■ EXERCISE REQUIREMENTS ■
Locate the word "together" in the material, then show every line that holds it.

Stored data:

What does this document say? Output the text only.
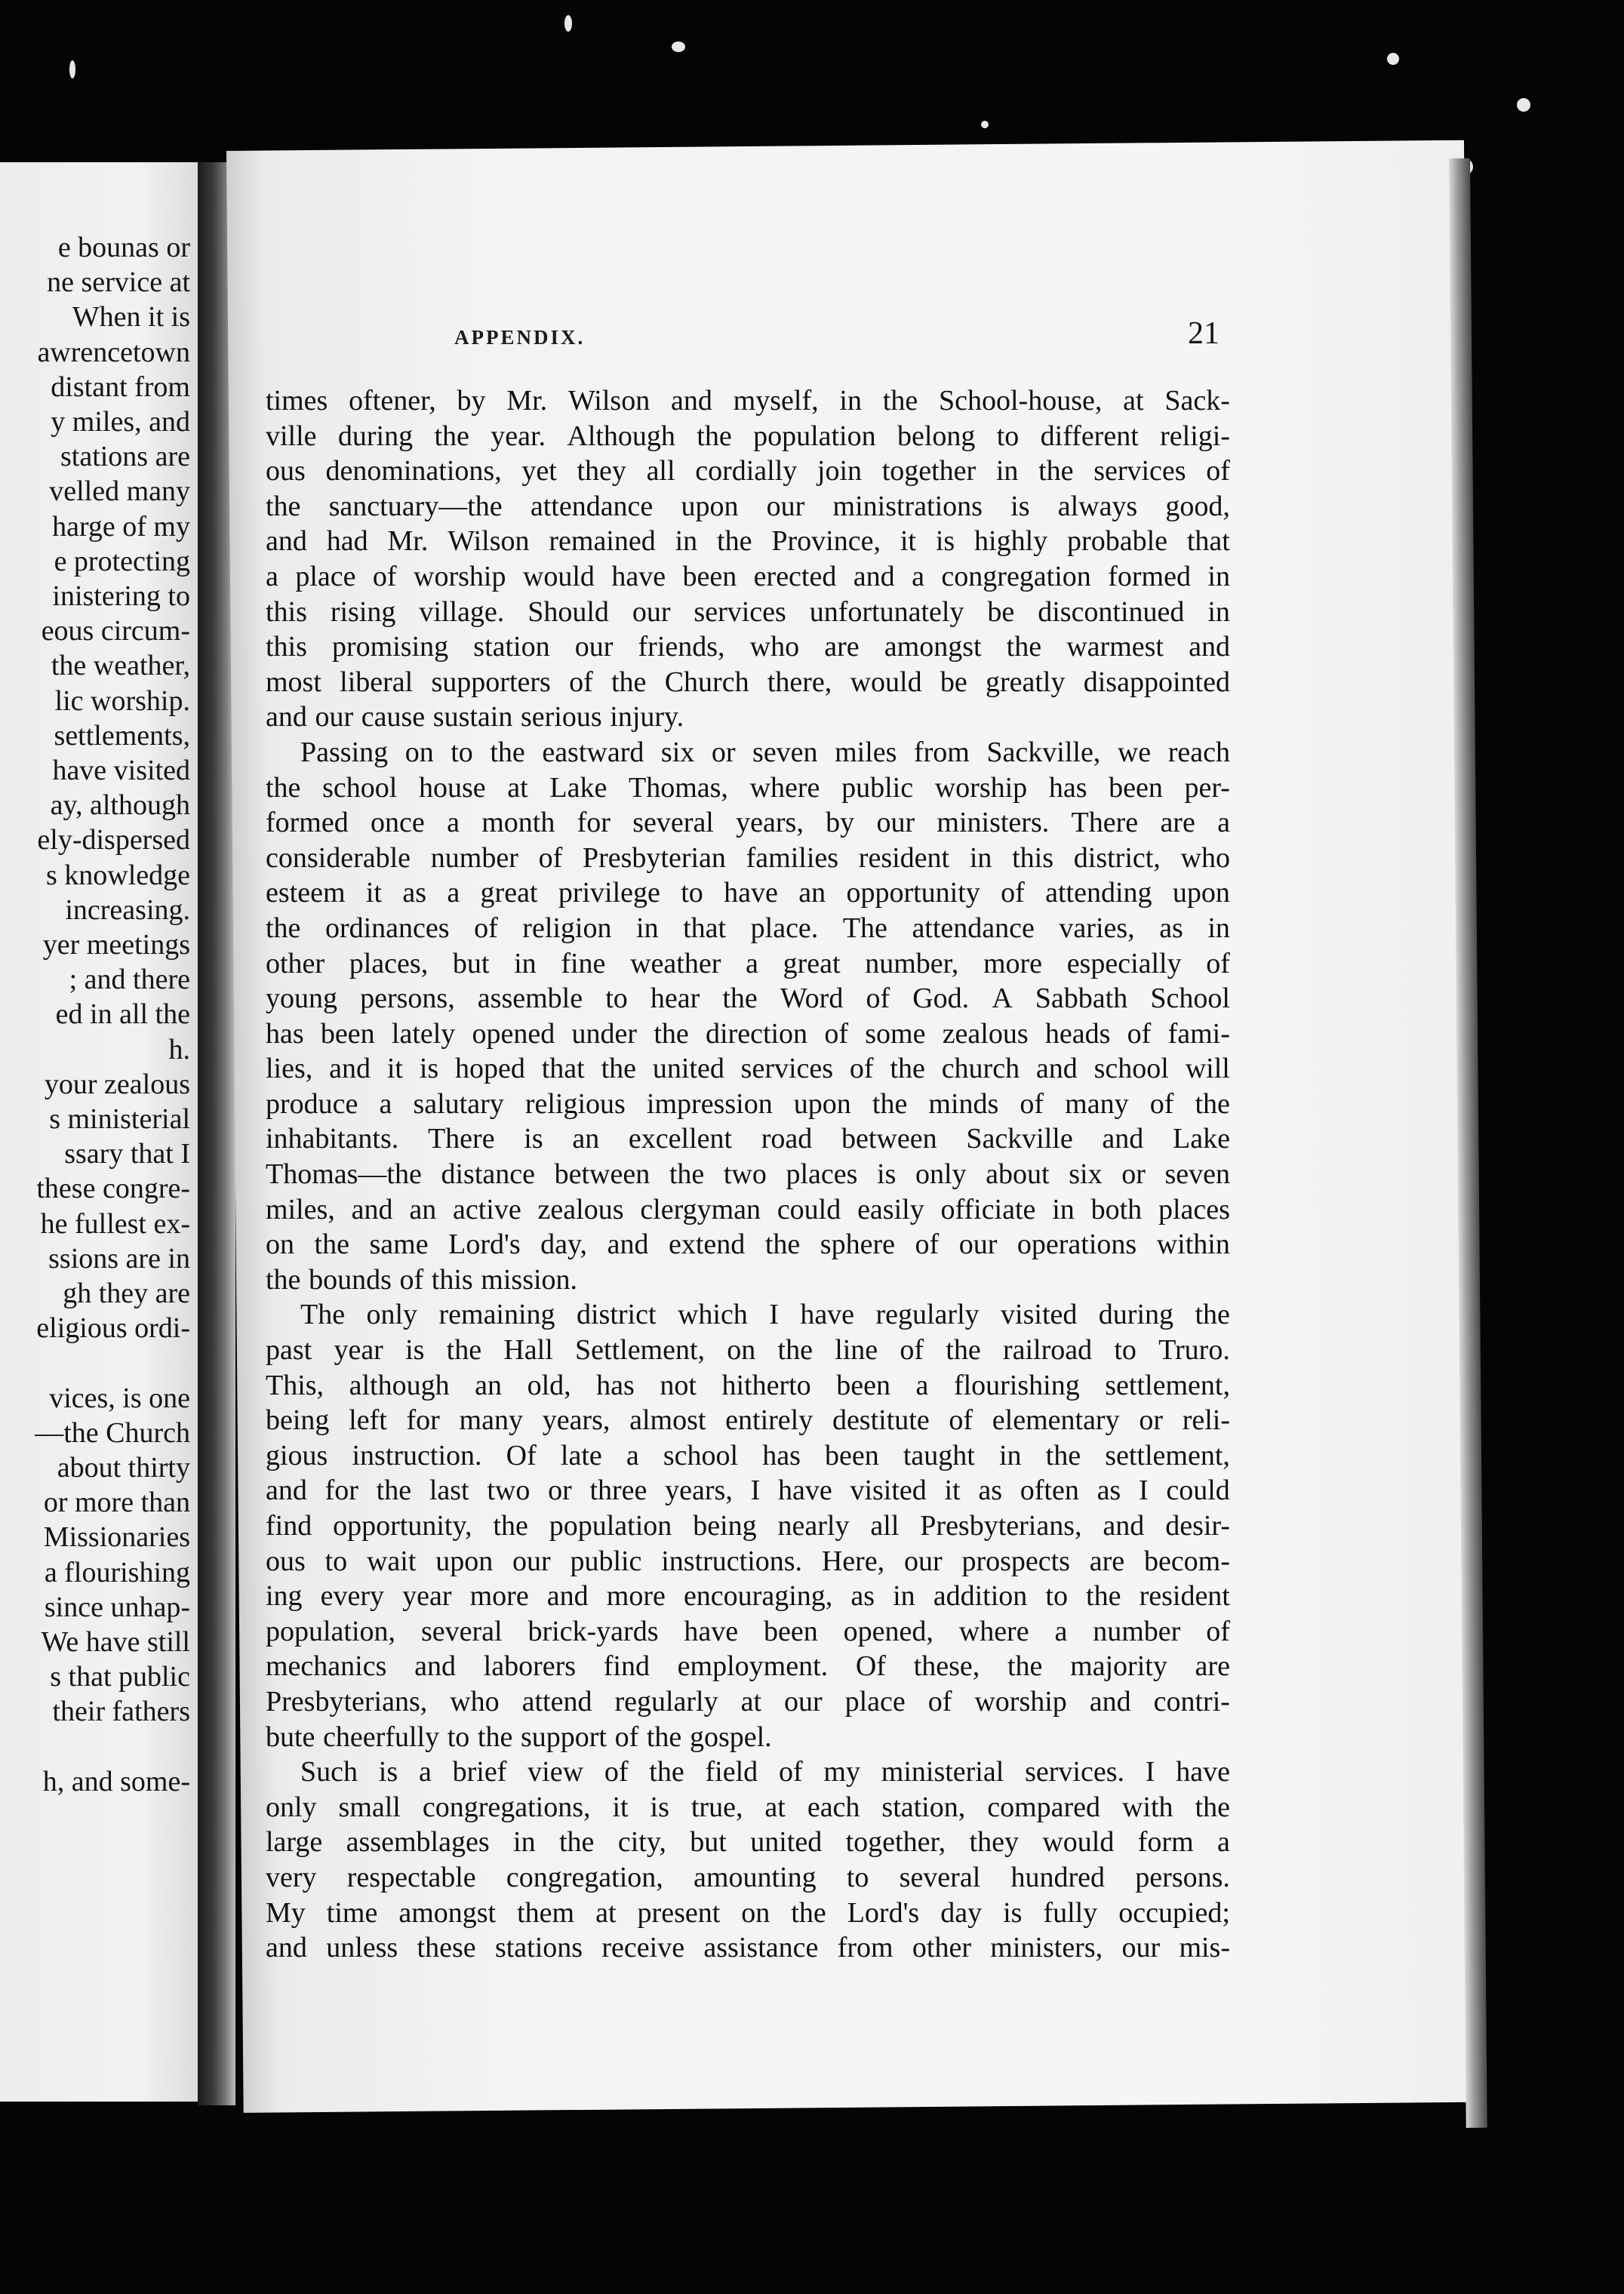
e bounas or
ne service at
When it is
awrencetown
distant from
y miles, and
stations are
velled many
harge of my
e protecting
inistering to
eous circum-
the weather,
lic worship.
settlements,
have visited
ay, although
ely-dispersed
s knowledge
increasing.
yer meetings
; and there
ed in all the
h.
your zealous
s ministerial
ssary that I
these congre-
he fullest ex-
ssions are in
gh they are
eligious ordi-
vices, is one
—the Church
about thirty
or more than
Missionaries
a flourishing
since unhap-
We have still
s that public
their fathers
h, and some-
APPENDIX.	21
times oftener, by Mr. Wilson and myself, in the School-house, at Sack-
ville during the year. Although the population belong to different religi-
ous denominations, yet they all cordially join together in the services of
the sanctuary—the attendance upon our ministrations is always good,
and had Mr. Wilson remained in the Province, it is highly probable that
a place of worship would have been erected and a congregation formed in
this rising village. Should our services unfortunately be discontinued in
this promising station our friends, who are amongst the warmest and
most liberal supporters of the Church there, would be greatly disappointed
and our cause sustain serious injury.
Passing on to the eastward six or seven miles from Sackville, we reach
the school house at Lake Thomas, where public worship has been per-
formed once a month for several years, by our ministers. There are a
considerable number of Presbyterian families resident in this district, who
esteem it as a great privilege to have an opportunity of attending upon
the ordinances of religion in that place. The attendance varies, as in
other places, but in fine weather a great number, more especially of
young persons, assemble to hear the Word of God. A Sabbath School
has been lately opened under the direction of some zealous heads of fami-
lies, and it is hoped that the united services of the church and school will
produce a salutary religious impression upon the minds of many of the
inhabitants. There is an excellent road between Sackville and Lake
Thomas—the distance between the two places is only about six or seven
miles, and an active zealous clergyman could easily officiate in both places
on the same Lord's day, and extend the sphere of our operations within
the bounds of this mission.
The only remaining district which I have regularly visited during the
past year is the Hall Settlement, on the line of the railroad to Truro.
This, although an old, has not hitherto been a flourishing settlement,
being left for many years, almost entirely destitute of elementary or reli-
gious instruction. Of late a school has been taught in the settlement,
and for the last two or three years, I have visited it as often as I could
find opportunity, the population being nearly all Presbyterians, and desir-
ous to wait upon our public instructions. Here, our prospects are becom-
ing every year more and more encouraging, as in addition to the resident
population, several brick-yards have been opened, where a number of
mechanics and laborers find employment. Of these, the majority are
Presbyterians, who attend regularly at our place of worship and contri-
bute cheerfully to the support of the gospel.
Such is a brief view of the field of my ministerial services. I have
only small congregations, it is true, at each station, compared with the
large assemblages in the city, but united together, they would form a
very respectable congregation, amounting to several hundred persons.
My time amongst them at present on the Lord's day is fully occupied;
and unless these stations receive assistance from other ministers, our mis-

■ RESPONSE FOR THIS EXERCISE ■
ous denominations, yet they all cordially join together in the services of
large assemblages in the city, but united together, they would form a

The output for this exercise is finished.